------ 摘要正文

VenusBench-Mobile：面向移动端GUI智能体的挑战性用户导向基准测试框架与能力诊断系统

摘要

当前移动端GUI智能体的在线基准测试大多以应用为中心且任务同质化，难以反映真实移动使用场景的多样性与不稳定性。为此，我们推出VenusBench-Mobile——一个在真实用户中心化场景下评估通用移动GUI智能体的挑战性在线基准。该基准构建两大核心评估支柱：通过反映真实使用场景的用户意图驱动型任务设计定义评估内容，借助面向能力维度的标注体系实现细粒度智能体行为分析。对前沿移动GUI智能体的大规模评估表明，其性能表现与既有基准存在显著差距，证明VenusBench-Mobile能提供更具挑战性和真实性的任务，且当前智能体距实际可靠部署仍有距离。诊断分析进一步揭示，感知与记忆能力缺陷是主要失败原因，而粗粒度评估往往掩盖这些问题。此外，即便最强智能体在环境变化下的成功率也趋近于零，凸显其在真实场景中的脆弱性。基于这些发现，我们认为VenusBench-Mobile为推进移动GUI智能体的实际稳健部署提供了重要基石。代码与数据详见：https://github.com/inclusionAI/UI-Venus/tree/VenusBench-Mobile。

------------
------ 所示记录

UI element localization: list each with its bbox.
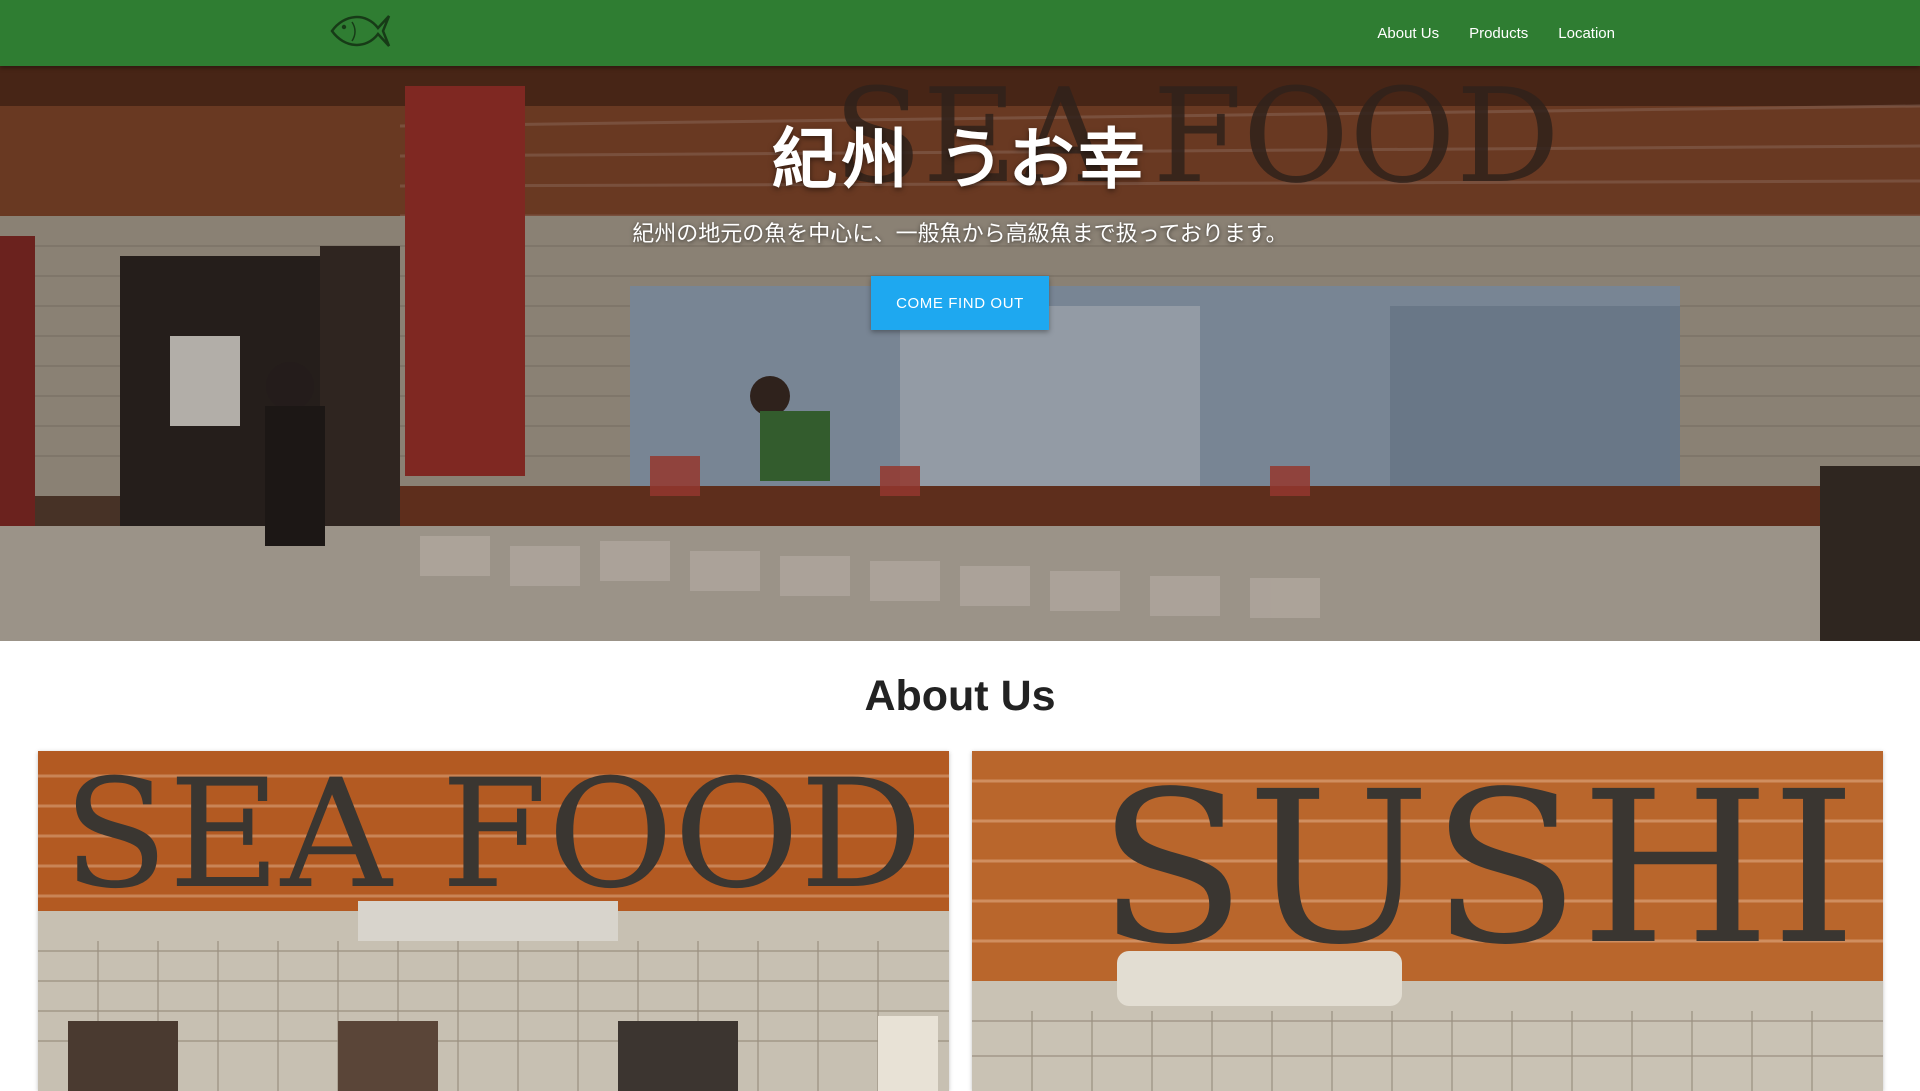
nav-link-products[interactable]: Products <box>1469 25 1528 42</box>
hero-section: SEA FOOD 紀州 うお幸 紀州の地元の魚を中心に、一般魚から高級魚まで扱っ… <box>0 66 1920 641</box>
hero-subtitle: 紀州の地元の魚を中心に、一般魚から高級魚まで扱っております。 <box>632 222 1288 247</box>
top-navbar: About Us Products Location <box>0 0 1920 66</box>
hero-title: 紀州 うお幸 <box>771 120 1149 198</box>
nav-link-location[interactable]: Location <box>1558 25 1615 42</box>
about-card-sushi: SUSHI <box>972 751 1883 1091</box>
come-find-out-button[interactable]: COME FIND OUT <box>871 276 1049 330</box>
nav-link-about-us[interactable]: About Us <box>1377 25 1439 42</box>
about-card-seafood: SEA FOOD <box>38 751 949 1091</box>
seafood-sign-text: SEA FOOD <box>63 751 923 922</box>
fish-logo-icon[interactable] <box>326 8 392 54</box>
about-us-heading: About Us <box>864 672 1056 720</box>
nav-links: About Us Products Location <box>1377 0 1615 66</box>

------------

任务要求 -> 能否改写这篇摘要中从“当前移动端GUI智能体的在线”开始、一直到“sBench-Mobile。”为止的部分，并把其中的“脆弱性”换成“易损性”？

本题结果 ->
当前移动端GUI智能体的在线基准测试大多以应用为中心且任务同质化，难以反映真实移动使用场景的多样性与不稳定性。为此，我们推出VenusBench-Mobile——一个在真实用户中心化场景下评估通用移动GUI智能体的挑战性在线基准。该基准构建两大核心评估支柱：通过反映真实使用场景的用户意图驱动型任务设计定义评估内容，借助面向能力维度的标注体系实现细粒度智能体行为分析。对前沿移动GUI智能体的大规模评估表明，其性能表现与既有基准存在显著差距，证明VenusBench-Mobile能提供更具挑战性和真实性的任务，且当前智能体距实际可靠部署仍有距离。诊断分析进一步揭示，感知与记忆能力缺陷是主要失败原因，而粗粒度评估往往掩盖这些问题。此外，即便最强智能体在环境变化下的成功率也趋近于零，凸显其在真实场景中的易损性。基于这些发现，我们认为VenusBench-Mobile为推进移动GUI智能体的实际稳健部署提供了重要基石。代码与数据详见：https://github.com/inclusionAI/UI-Venus/tree/VenusBench-Mobile。